>> start Records shown
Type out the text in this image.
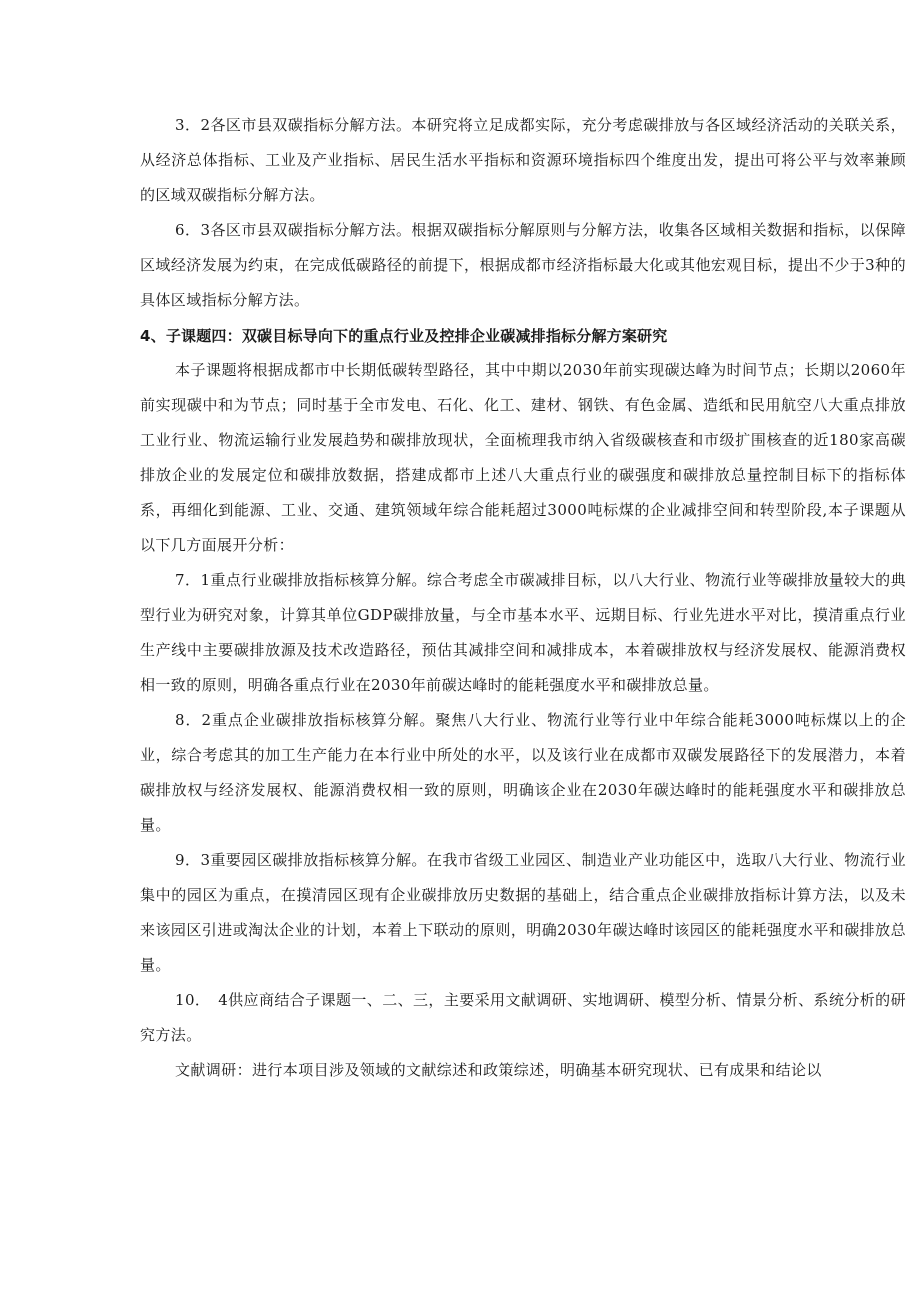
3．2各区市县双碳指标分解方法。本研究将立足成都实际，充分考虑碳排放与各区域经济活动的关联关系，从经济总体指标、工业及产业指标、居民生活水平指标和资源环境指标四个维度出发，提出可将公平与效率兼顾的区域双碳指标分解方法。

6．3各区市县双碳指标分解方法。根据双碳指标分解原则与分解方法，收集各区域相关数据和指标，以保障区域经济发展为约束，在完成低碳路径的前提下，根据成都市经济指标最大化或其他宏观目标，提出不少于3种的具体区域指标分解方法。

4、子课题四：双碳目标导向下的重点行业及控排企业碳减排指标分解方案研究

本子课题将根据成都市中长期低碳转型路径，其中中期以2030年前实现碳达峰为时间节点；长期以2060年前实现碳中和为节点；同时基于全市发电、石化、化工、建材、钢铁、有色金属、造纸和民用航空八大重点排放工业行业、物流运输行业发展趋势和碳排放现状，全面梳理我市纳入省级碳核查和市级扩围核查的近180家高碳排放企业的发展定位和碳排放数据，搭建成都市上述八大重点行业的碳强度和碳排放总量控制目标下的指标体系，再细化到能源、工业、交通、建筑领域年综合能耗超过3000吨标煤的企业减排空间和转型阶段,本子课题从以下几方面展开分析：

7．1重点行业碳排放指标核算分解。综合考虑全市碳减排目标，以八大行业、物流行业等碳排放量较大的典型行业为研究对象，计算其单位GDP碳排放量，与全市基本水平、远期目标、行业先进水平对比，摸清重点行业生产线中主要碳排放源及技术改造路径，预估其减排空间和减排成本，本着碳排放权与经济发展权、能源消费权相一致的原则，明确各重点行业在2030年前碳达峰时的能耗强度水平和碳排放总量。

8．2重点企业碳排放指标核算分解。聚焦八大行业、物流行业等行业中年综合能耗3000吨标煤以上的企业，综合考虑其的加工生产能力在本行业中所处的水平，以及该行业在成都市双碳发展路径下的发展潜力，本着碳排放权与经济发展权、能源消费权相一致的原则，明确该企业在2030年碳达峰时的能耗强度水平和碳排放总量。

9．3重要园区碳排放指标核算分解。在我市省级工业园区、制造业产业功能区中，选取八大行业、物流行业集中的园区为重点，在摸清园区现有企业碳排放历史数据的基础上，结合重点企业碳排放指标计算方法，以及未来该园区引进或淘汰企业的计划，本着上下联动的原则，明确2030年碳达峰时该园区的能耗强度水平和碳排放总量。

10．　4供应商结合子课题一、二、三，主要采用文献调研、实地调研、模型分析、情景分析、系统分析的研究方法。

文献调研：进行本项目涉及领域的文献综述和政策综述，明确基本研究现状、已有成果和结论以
>> end Records shown
>> start Records shown
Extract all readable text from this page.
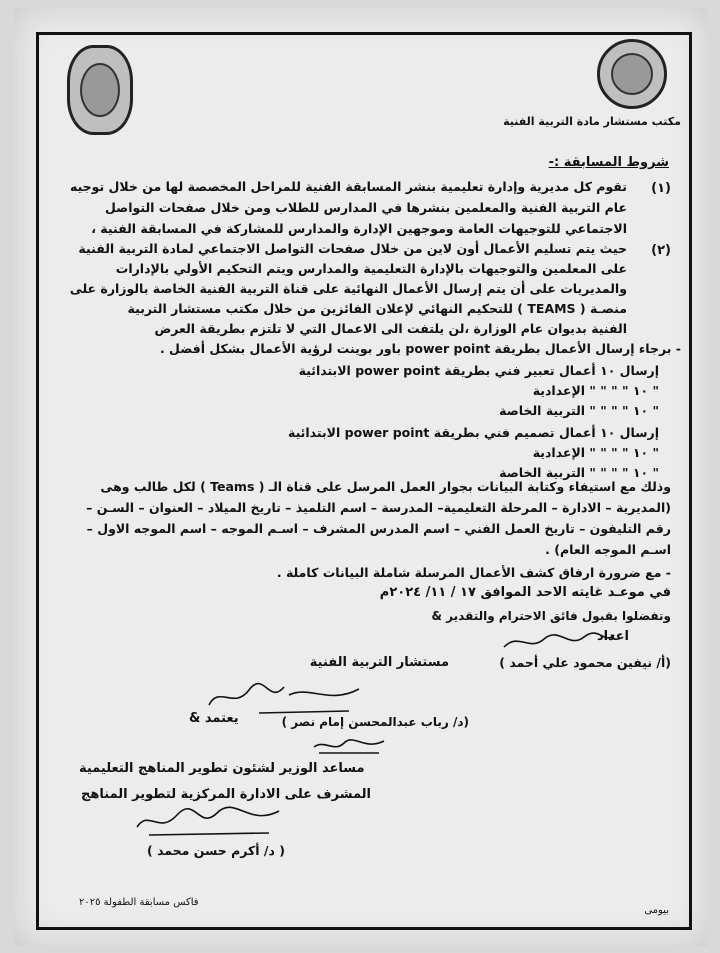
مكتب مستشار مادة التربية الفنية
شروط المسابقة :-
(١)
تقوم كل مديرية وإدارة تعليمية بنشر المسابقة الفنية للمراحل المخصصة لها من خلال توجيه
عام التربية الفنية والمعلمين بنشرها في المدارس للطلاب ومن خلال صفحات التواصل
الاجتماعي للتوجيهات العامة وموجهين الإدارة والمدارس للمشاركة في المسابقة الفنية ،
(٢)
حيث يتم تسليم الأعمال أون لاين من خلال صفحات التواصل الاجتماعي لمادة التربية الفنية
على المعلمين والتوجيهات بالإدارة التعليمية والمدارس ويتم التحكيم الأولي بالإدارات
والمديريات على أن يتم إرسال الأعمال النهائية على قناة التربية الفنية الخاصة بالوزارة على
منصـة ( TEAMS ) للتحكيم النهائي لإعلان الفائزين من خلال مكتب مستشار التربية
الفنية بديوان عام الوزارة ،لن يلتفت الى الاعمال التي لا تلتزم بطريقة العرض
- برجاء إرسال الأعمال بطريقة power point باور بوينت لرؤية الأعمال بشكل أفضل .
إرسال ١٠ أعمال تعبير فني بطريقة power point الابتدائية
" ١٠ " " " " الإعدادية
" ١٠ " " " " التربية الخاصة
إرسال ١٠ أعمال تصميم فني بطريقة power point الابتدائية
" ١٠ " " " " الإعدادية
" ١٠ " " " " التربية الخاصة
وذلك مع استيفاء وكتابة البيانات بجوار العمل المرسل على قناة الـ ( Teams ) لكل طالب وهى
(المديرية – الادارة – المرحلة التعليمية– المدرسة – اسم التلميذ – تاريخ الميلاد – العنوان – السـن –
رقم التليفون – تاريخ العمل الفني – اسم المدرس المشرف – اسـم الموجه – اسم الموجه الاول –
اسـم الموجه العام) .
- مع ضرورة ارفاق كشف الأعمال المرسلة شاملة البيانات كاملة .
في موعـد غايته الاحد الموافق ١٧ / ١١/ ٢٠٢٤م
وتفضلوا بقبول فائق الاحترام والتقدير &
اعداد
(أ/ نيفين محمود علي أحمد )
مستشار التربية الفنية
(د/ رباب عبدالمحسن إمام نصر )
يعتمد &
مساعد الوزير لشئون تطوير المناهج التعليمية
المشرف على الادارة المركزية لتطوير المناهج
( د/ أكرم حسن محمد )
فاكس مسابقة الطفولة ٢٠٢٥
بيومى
>> end Records shown
>> start Records shown
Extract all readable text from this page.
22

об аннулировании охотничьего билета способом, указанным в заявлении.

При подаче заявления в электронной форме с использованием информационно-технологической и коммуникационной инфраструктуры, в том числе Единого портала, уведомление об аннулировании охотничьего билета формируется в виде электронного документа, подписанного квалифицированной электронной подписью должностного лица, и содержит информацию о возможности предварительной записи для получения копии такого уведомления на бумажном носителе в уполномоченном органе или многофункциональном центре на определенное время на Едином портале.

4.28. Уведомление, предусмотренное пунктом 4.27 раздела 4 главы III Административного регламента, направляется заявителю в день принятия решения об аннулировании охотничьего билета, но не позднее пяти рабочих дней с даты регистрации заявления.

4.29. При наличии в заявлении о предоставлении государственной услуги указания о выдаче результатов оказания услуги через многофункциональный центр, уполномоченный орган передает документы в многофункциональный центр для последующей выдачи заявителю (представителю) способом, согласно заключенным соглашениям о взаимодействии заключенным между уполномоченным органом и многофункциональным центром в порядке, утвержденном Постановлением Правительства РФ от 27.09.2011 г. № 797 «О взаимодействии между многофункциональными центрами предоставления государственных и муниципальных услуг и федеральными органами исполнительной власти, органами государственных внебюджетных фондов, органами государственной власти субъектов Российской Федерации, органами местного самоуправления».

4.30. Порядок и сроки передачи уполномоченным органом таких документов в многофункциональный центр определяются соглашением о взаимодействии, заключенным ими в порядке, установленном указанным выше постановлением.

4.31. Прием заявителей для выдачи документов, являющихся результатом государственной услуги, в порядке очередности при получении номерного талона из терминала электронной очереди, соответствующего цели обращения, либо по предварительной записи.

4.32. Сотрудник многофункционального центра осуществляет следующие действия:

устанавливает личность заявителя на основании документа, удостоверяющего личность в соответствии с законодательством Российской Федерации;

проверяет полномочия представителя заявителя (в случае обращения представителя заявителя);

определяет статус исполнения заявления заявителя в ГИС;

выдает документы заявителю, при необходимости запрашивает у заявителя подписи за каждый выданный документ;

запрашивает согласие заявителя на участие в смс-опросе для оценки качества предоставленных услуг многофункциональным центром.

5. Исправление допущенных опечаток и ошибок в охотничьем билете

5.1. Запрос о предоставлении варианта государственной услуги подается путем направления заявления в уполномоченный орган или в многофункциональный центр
>> end Records shown
Make a list of all lines in the data that contain "point".

- برجاء إرسال الأعمال بطريقة power point باور بوينت لرؤية الأعمال بشكل أفضل .
إرسال ١٠ أعمال تعبير فني بطريقة power point الابتدائية
إرسال ١٠ أعمال تصميم فني بطريقة power point الابتدائية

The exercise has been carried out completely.